EXERCISE AIM.
Identify, in the records below, every line where the string "alpha" appears, and copy each such line.

BEGIN TASK INPUT

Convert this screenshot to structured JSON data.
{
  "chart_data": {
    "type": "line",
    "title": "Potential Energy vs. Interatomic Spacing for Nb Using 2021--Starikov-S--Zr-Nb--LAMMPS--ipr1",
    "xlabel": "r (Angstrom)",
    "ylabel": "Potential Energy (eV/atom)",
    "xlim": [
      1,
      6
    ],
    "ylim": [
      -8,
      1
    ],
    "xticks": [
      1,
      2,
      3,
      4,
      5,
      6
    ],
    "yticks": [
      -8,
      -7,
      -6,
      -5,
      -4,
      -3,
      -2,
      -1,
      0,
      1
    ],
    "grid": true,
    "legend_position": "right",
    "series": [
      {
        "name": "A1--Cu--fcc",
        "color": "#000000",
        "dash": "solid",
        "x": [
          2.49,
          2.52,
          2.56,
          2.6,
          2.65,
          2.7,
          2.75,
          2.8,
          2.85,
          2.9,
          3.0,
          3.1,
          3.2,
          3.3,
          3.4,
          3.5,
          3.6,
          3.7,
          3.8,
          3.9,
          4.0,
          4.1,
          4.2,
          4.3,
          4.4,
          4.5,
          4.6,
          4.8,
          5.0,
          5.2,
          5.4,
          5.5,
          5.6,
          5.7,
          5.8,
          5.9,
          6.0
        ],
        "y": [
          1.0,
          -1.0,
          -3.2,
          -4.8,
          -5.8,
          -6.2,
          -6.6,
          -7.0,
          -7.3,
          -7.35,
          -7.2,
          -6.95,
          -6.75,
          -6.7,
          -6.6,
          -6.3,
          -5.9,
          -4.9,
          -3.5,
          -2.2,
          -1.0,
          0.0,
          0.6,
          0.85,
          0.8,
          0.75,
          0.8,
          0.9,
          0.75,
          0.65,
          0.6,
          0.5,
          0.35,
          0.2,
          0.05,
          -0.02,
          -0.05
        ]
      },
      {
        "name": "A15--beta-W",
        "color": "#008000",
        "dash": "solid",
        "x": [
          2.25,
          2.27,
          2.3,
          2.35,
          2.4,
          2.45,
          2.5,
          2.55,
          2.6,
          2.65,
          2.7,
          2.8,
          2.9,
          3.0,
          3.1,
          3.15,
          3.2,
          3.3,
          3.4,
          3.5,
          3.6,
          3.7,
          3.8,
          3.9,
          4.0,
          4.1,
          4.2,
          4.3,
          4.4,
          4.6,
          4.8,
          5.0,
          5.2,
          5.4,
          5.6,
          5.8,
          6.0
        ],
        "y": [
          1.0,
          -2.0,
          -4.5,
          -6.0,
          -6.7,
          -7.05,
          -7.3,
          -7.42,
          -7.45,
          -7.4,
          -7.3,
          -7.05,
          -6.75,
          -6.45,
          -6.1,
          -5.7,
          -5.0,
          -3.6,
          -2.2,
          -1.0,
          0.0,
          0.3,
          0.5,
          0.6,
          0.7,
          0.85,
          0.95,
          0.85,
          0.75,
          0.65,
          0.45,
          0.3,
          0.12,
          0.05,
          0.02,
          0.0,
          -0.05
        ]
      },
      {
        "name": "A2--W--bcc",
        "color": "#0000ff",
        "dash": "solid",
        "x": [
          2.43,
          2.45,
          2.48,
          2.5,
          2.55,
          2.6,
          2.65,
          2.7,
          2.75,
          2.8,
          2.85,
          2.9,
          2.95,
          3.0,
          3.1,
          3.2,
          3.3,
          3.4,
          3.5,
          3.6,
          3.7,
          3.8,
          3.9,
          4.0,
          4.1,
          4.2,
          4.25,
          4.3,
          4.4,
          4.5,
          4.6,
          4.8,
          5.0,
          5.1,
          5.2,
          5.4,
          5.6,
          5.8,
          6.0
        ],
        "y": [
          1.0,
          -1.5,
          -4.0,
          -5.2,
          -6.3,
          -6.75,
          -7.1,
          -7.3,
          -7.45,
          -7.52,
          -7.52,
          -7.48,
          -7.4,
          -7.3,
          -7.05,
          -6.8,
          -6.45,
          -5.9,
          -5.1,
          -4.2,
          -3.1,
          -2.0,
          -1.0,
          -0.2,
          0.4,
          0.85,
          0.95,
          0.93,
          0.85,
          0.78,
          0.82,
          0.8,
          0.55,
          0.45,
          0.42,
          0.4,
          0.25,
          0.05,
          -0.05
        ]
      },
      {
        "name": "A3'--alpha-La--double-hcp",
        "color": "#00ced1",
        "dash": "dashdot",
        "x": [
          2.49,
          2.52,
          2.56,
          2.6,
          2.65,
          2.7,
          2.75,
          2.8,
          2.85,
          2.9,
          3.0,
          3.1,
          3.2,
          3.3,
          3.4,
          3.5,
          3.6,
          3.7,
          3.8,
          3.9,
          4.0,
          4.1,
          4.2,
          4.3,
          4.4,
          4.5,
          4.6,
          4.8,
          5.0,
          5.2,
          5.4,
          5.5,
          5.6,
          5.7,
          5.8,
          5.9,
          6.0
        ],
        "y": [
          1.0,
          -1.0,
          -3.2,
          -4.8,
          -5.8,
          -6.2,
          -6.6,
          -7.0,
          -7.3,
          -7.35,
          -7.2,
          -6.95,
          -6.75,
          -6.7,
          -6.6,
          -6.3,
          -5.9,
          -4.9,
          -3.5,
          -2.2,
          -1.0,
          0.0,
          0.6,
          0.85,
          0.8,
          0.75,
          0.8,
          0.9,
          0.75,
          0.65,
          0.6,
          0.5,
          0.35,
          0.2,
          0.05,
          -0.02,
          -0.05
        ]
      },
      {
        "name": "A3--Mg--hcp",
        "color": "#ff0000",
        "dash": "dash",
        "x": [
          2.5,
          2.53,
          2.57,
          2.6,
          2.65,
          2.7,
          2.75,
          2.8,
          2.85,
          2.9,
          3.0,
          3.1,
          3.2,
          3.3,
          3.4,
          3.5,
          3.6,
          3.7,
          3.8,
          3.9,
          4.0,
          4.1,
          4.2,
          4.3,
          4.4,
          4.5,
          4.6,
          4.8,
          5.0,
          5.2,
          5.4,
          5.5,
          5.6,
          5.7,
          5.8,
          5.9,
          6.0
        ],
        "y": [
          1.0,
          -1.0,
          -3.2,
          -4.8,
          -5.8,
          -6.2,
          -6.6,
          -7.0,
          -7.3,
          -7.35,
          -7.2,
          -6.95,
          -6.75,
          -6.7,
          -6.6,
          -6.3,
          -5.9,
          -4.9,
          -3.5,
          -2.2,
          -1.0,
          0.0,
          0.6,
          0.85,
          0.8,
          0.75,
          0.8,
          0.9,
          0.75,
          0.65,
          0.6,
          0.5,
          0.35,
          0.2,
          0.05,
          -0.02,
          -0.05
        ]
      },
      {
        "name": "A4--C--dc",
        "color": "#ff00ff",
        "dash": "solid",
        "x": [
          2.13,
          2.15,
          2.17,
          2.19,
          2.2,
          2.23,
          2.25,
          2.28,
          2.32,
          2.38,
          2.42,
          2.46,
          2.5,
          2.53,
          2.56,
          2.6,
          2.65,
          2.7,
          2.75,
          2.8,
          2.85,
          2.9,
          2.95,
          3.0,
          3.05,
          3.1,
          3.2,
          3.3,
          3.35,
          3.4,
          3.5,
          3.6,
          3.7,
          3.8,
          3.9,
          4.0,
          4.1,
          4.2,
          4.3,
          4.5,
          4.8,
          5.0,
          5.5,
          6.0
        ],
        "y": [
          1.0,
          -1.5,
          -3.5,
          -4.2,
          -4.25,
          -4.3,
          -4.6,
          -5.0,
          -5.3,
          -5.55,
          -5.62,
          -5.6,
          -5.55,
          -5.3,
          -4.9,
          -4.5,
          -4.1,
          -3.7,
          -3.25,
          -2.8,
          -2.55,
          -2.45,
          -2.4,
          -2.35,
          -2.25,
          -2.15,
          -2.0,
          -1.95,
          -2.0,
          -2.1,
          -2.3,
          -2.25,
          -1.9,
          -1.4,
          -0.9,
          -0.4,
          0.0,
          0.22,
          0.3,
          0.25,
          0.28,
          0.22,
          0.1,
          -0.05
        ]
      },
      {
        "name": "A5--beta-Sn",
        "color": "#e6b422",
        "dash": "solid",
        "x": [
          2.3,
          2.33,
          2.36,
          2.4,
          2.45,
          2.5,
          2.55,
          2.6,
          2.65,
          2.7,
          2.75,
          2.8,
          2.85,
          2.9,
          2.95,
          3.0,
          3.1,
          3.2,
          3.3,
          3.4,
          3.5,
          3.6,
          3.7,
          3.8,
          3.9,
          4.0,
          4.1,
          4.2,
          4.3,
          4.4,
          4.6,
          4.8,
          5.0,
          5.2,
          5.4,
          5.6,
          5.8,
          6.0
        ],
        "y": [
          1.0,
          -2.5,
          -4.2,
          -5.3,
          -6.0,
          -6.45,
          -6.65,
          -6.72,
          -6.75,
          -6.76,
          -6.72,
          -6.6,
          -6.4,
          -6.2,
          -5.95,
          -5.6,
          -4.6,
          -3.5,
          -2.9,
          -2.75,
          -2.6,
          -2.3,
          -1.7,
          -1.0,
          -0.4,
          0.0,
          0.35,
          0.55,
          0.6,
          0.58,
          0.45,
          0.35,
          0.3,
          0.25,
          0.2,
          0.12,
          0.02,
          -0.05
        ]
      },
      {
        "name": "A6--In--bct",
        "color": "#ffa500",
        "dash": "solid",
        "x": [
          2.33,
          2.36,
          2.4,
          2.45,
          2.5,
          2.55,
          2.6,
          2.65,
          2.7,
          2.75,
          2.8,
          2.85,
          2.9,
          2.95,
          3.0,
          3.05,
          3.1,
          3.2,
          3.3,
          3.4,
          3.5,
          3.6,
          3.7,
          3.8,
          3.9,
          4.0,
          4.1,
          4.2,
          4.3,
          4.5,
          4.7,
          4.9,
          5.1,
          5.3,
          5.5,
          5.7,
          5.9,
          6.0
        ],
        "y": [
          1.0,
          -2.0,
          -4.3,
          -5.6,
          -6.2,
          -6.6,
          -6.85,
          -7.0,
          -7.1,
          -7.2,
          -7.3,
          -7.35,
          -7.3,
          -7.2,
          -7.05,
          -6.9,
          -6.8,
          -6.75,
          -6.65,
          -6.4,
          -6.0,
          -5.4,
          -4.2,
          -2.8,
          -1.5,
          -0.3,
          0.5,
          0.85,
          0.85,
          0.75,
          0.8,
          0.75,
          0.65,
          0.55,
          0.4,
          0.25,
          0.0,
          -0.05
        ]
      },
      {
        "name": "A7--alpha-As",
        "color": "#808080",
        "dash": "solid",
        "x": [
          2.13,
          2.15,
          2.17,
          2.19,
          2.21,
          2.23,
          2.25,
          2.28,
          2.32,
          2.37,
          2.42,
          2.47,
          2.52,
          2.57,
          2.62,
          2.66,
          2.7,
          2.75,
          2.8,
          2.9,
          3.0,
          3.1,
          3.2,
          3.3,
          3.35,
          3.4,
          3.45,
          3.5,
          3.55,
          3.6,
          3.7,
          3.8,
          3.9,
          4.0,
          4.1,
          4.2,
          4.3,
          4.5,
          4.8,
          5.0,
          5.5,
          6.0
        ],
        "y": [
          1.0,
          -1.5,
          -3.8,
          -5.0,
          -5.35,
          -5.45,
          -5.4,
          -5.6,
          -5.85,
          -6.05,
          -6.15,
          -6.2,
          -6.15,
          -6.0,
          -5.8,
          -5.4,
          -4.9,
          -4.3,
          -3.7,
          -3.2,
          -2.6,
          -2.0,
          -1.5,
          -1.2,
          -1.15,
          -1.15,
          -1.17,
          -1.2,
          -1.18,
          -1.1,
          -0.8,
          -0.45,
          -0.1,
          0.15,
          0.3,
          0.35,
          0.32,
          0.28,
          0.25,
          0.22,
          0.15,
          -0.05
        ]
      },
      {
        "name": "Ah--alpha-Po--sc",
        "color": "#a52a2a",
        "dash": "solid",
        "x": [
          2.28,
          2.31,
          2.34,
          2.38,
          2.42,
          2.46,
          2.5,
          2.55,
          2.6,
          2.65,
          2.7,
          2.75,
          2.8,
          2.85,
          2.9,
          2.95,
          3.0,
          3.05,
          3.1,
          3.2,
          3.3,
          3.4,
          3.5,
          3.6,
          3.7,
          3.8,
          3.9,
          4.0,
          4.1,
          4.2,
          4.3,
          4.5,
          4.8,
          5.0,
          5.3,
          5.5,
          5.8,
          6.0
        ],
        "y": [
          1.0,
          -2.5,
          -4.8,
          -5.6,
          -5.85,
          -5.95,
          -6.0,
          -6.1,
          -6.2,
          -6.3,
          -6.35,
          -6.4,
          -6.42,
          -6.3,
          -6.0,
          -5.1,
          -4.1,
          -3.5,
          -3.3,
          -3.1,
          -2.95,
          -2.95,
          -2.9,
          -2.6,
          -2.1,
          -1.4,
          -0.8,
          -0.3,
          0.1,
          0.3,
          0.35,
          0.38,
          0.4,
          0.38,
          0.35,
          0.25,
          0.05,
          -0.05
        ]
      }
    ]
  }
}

END TASK INPUT

THE ANSWER.
        "name": "A3'--alpha-La--double-hcp",
        "name": "A7--alpha-As",
        "name": "Ah--alpha-Po--sc",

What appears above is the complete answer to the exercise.